- WHAT TO PRODUCE
Tally the lines in the listing below that contain "have" and report the tally alone.

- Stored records

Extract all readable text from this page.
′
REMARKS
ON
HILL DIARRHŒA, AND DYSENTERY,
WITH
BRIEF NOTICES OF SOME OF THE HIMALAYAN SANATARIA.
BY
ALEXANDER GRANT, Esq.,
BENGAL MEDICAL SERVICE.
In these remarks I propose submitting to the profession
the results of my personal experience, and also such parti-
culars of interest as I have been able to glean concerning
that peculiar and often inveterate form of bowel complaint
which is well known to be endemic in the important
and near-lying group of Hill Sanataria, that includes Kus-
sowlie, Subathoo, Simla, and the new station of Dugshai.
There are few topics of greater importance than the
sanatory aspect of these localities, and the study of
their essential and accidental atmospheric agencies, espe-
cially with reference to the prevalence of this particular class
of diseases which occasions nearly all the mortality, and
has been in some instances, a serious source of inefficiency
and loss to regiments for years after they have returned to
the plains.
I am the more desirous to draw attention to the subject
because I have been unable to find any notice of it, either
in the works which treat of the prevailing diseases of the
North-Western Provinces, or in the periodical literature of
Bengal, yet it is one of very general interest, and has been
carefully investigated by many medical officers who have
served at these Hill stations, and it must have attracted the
==
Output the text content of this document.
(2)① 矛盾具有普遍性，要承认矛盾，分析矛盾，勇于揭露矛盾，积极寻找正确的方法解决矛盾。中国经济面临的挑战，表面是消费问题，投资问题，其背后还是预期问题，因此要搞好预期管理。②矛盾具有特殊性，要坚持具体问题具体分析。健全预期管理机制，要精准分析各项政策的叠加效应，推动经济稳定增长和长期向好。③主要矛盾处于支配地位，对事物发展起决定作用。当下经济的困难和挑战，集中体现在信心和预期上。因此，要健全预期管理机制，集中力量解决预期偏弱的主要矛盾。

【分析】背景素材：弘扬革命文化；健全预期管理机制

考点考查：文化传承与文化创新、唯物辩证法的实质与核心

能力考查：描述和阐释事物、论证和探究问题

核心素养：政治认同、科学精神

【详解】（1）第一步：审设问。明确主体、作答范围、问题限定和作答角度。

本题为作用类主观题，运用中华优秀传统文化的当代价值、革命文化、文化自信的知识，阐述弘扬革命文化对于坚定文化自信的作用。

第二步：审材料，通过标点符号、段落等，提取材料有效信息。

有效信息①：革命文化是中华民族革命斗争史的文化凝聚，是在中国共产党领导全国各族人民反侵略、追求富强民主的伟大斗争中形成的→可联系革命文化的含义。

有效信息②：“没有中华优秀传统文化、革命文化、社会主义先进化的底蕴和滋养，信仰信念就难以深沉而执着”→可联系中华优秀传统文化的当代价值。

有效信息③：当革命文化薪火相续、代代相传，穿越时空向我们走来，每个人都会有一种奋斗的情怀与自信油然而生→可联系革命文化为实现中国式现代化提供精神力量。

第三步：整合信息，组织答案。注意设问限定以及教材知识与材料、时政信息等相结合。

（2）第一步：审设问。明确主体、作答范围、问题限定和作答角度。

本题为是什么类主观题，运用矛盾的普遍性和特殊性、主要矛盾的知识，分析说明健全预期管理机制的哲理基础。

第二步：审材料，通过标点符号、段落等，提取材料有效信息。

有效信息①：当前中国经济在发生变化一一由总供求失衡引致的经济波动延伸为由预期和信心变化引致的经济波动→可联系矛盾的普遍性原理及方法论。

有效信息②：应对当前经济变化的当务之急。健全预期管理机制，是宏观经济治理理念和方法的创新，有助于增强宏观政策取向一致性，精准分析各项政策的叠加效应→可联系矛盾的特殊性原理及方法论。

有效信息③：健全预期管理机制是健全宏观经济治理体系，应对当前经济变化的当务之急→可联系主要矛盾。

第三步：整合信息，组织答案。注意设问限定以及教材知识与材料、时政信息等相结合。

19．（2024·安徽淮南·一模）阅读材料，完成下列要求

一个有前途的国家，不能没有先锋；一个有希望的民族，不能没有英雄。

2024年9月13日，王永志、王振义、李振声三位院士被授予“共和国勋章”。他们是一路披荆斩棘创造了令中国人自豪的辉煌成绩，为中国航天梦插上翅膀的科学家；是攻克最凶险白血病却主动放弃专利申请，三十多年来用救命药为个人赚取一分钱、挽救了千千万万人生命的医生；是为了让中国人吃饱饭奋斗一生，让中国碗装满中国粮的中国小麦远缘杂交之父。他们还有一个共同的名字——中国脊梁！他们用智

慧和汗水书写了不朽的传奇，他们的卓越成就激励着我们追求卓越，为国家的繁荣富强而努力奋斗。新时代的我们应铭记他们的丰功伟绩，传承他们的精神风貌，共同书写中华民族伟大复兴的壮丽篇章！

- TASK RESULT
5